Records from a dataset:
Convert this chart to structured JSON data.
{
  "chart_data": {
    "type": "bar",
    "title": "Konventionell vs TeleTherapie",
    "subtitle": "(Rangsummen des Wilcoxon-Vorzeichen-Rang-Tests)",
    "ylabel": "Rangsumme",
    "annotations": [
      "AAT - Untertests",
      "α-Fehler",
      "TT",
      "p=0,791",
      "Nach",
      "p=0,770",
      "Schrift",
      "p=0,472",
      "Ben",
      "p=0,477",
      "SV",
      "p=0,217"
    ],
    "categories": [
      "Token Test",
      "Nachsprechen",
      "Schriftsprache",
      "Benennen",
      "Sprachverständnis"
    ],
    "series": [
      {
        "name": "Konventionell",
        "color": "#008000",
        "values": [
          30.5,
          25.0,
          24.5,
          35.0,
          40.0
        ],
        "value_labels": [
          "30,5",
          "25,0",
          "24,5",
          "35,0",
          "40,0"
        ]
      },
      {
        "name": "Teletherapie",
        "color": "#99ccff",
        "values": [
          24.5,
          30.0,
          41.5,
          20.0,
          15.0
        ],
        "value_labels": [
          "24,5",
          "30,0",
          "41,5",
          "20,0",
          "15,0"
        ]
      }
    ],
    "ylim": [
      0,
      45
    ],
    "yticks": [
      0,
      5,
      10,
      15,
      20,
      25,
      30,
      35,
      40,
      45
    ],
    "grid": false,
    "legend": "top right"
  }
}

#### AIM
Transcribe every record above exactly as it appears.

#### SOLUTION
Convert this chart to structured JSON data.
{
  "chart_data": {
    "type": "bar",
    "title": "Konventionell vs TeleTherapie",
    "subtitle": "(Rangsummen des Wilcoxon-Vorzeichen-Rang-Tests)",
    "ylabel": "Rangsumme",
    "annotations": [
      "AAT - Untertests",
      "α-Fehler",
      "TT",
      "p=0,791",
      "Nach",
      "p=0,770",
      "Schrift",
      "p=0,472",
      "Ben",
      "p=0,477",
      "SV",
      "p=0,217"
    ],
    "categories": [
      "Token Test",
      "Nachsprechen",
      "Schriftsprache",
      "Benennen",
      "Sprachverständnis"
    ],
    "series": [
      {
        "name": "Konventionell",
        "color": "#008000",
        "values": [
          30.5,
          25.0,
          24.5,
          35.0,
          40.0
        ],
        "value_labels": [
          "30,5",
          "25,0",
          "24,5",
          "35,0",
          "40,0"
        ]
      },
      {
        "name": "Teletherapie",
        "color": "#99ccff",
        "values": [
          24.5,
          30.0,
          41.5,
          20.0,
          15.0
        ],
        "value_labels": [
          "24,5",
          "30,0",
          "41,5",
          "20,0",
          "15,0"
        ]
      }
    ],
    "ylim": [
      0,
      45
    ],
    "yticks": [
      0,
      5,
      10,
      15,
      20,
      25,
      30,
      35,
      40,
      45
    ],
    "grid": false,
    "legend": "top right"
  }
}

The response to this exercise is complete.